EXERCISE.
Tally the lines in the listing below that contain "temática" and report the tally alone.

DATA ENTRIES.
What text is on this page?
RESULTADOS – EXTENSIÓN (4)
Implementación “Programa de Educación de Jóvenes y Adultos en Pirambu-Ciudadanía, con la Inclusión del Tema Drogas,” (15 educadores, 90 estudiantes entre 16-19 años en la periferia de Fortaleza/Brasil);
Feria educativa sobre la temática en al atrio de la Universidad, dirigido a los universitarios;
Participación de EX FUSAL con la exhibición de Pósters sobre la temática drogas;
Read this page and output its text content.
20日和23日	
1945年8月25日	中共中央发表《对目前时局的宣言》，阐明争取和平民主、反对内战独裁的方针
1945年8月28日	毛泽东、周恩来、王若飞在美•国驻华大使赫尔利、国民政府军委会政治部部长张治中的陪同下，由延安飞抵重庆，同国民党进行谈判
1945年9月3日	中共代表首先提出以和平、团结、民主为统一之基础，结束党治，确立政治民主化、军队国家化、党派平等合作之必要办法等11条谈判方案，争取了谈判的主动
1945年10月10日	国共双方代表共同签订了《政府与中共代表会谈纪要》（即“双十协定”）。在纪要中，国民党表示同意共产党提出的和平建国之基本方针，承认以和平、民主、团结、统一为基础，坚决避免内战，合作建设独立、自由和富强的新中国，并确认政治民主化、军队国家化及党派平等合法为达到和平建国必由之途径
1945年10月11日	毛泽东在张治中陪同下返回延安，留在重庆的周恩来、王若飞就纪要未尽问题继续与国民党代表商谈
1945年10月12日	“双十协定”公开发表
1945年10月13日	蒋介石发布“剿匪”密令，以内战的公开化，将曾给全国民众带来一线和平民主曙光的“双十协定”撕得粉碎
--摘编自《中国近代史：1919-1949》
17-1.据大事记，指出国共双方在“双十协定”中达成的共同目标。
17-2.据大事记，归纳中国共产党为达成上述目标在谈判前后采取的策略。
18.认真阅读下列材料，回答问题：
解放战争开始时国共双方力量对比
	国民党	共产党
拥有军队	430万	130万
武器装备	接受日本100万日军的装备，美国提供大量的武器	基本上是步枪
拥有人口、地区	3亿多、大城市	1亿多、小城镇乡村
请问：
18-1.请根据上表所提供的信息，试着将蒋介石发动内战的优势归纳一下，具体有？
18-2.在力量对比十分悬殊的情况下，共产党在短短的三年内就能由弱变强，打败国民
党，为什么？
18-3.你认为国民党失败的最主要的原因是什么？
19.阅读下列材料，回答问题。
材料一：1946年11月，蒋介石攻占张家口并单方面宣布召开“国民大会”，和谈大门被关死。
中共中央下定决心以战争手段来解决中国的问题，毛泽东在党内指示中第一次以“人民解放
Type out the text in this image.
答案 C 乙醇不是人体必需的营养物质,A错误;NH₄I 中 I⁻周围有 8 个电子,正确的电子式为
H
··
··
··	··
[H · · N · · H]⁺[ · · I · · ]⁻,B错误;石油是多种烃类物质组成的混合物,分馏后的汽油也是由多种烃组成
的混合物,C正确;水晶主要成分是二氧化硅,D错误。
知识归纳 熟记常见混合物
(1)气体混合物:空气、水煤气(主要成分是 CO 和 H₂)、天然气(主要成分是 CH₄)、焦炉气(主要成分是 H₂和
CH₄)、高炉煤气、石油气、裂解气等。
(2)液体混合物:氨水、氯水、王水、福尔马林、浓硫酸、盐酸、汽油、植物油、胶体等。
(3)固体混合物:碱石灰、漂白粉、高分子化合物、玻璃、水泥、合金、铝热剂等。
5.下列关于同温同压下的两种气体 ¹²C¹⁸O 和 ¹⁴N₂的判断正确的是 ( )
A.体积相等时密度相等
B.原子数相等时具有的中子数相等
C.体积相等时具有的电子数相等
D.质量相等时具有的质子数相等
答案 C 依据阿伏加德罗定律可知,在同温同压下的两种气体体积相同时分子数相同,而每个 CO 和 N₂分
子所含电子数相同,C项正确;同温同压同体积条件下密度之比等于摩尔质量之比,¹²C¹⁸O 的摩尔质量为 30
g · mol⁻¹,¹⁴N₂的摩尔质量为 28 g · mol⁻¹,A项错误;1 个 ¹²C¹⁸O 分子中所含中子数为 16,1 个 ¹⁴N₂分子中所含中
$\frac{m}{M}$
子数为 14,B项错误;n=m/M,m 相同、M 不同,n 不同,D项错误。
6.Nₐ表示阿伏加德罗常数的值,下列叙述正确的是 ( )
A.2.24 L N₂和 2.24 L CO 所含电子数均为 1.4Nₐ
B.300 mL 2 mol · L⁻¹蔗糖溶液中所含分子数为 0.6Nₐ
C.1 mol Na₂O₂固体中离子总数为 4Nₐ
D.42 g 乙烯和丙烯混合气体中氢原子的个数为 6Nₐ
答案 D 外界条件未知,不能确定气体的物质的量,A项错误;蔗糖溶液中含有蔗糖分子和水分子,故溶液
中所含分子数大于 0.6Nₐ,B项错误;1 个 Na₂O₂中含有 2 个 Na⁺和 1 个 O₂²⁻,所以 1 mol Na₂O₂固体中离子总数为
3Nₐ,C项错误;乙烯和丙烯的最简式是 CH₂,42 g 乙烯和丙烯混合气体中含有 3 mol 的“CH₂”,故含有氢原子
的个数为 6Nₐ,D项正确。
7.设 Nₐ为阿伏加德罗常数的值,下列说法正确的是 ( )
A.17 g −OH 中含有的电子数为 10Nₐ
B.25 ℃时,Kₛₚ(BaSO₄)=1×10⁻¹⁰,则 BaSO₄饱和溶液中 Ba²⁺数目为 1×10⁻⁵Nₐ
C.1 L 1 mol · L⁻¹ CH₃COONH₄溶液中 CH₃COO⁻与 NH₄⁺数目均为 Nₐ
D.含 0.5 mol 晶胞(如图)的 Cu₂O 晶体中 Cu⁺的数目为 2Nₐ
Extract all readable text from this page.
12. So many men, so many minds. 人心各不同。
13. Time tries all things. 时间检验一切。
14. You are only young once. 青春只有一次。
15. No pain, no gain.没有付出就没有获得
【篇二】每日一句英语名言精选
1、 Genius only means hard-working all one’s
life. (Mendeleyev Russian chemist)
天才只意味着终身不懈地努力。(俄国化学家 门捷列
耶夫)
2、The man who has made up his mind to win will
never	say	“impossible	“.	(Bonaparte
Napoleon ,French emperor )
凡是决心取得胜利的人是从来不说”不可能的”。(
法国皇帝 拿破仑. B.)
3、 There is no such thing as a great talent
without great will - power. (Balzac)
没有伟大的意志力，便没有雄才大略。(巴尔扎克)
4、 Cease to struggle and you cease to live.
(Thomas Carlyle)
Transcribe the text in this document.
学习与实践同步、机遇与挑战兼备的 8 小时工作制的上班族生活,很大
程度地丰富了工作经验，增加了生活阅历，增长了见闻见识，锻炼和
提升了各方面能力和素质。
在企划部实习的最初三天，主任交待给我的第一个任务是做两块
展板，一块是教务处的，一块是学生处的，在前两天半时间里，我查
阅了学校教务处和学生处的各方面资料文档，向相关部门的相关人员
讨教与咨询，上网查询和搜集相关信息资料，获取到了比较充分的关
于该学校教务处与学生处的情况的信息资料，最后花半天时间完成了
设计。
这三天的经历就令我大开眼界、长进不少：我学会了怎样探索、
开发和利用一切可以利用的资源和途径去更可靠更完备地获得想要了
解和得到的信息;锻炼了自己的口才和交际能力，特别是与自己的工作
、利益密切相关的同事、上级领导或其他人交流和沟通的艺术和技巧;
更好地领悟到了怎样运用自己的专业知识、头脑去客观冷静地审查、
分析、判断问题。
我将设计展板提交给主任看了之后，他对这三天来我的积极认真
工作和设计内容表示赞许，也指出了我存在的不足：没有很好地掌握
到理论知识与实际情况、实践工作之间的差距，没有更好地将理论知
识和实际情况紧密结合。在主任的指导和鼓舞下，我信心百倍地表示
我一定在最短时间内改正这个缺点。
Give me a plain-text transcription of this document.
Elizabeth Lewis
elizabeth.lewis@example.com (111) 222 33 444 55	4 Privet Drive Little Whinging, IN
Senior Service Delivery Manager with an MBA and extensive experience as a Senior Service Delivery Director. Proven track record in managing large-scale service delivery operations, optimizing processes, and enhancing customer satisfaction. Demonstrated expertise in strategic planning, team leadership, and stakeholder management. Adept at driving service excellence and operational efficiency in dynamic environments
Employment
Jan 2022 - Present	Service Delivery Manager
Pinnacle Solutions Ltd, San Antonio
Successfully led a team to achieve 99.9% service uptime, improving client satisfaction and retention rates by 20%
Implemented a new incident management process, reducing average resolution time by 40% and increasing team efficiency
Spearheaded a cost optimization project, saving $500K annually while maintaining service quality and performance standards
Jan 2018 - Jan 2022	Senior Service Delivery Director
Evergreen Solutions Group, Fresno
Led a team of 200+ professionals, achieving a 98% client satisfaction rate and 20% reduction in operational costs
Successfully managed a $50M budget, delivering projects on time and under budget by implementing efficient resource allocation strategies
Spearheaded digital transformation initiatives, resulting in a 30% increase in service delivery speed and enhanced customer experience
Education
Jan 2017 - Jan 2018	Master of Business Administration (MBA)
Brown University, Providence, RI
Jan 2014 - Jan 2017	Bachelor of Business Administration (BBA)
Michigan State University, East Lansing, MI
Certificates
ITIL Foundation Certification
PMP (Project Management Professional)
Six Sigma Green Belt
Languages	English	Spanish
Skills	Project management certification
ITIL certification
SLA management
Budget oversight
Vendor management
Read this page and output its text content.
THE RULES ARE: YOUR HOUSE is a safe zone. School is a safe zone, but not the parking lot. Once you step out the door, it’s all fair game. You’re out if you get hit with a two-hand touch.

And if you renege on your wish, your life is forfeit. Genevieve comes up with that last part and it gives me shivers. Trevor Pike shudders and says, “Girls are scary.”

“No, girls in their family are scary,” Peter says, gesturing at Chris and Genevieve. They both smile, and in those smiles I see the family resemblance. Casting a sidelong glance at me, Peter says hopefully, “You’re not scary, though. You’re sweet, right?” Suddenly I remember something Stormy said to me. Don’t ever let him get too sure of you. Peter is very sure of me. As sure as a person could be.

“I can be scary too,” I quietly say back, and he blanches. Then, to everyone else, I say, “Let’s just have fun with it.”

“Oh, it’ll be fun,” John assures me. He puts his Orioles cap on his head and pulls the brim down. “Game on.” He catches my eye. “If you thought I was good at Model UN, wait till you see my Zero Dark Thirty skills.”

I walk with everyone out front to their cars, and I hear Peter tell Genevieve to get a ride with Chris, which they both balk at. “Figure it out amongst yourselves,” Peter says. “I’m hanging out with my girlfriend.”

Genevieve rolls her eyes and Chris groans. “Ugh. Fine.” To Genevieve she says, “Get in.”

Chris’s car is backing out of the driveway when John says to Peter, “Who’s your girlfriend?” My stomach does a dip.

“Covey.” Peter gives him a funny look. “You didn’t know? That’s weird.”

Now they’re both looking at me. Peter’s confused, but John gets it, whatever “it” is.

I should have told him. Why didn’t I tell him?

RESULT OF THE EXERCISE.
2